TASK BRIEF
Filter the records below for the word "level". Copy each line that holds it.

PROVIDED RECORDS
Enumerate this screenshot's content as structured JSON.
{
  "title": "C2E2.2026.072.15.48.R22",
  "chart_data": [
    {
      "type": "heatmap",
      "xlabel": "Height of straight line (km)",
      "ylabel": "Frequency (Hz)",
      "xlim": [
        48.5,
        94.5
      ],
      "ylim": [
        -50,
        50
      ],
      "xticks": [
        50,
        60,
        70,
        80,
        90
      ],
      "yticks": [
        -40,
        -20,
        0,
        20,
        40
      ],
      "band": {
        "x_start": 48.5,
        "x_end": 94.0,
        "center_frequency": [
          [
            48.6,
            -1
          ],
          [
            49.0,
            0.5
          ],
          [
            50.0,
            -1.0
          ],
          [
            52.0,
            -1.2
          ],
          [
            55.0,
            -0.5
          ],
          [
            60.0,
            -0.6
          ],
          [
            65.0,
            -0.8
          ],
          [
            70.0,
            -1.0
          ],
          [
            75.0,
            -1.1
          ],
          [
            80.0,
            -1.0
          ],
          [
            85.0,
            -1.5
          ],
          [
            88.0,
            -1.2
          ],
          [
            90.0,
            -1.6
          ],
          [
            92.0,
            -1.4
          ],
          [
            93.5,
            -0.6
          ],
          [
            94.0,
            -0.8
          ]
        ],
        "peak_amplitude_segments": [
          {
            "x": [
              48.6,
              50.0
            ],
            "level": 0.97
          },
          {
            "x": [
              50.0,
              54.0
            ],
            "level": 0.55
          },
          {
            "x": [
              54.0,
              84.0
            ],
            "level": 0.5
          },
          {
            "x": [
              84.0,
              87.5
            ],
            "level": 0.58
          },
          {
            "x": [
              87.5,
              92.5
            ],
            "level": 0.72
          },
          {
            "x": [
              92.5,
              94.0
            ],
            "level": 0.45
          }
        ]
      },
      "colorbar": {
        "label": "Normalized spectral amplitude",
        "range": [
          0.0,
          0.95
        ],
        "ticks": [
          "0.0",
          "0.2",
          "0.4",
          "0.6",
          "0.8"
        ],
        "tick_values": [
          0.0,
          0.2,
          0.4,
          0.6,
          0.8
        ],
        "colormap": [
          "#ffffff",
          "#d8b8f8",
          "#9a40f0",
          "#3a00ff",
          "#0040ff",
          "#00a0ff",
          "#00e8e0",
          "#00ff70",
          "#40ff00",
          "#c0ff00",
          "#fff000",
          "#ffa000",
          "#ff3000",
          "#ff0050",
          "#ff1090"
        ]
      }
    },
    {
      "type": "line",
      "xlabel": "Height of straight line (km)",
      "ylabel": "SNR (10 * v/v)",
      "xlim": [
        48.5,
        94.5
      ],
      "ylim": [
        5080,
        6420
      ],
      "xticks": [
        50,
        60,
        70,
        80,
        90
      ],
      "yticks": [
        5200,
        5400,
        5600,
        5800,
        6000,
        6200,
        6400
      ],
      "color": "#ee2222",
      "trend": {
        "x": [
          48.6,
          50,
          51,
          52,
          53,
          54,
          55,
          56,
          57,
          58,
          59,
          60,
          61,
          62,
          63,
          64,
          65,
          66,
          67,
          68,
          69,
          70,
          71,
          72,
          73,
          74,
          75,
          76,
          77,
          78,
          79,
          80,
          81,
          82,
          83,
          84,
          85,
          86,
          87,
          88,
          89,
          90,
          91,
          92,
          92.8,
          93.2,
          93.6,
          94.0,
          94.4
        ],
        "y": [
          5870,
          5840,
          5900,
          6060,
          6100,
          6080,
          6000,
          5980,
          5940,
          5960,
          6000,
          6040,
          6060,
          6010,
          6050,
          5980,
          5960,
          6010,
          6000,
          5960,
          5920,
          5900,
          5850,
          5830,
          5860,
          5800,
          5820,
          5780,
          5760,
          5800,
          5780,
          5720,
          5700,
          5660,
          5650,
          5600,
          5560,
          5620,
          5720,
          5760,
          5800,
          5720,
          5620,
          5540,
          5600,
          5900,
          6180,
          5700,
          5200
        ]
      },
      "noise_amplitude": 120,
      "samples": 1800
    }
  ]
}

WRITTEN ANSWER
            "level": 0.97
            "level": 0.55
            "level": 0.5
            "level": 0.58
            "level": 0.72
            "level": 0.45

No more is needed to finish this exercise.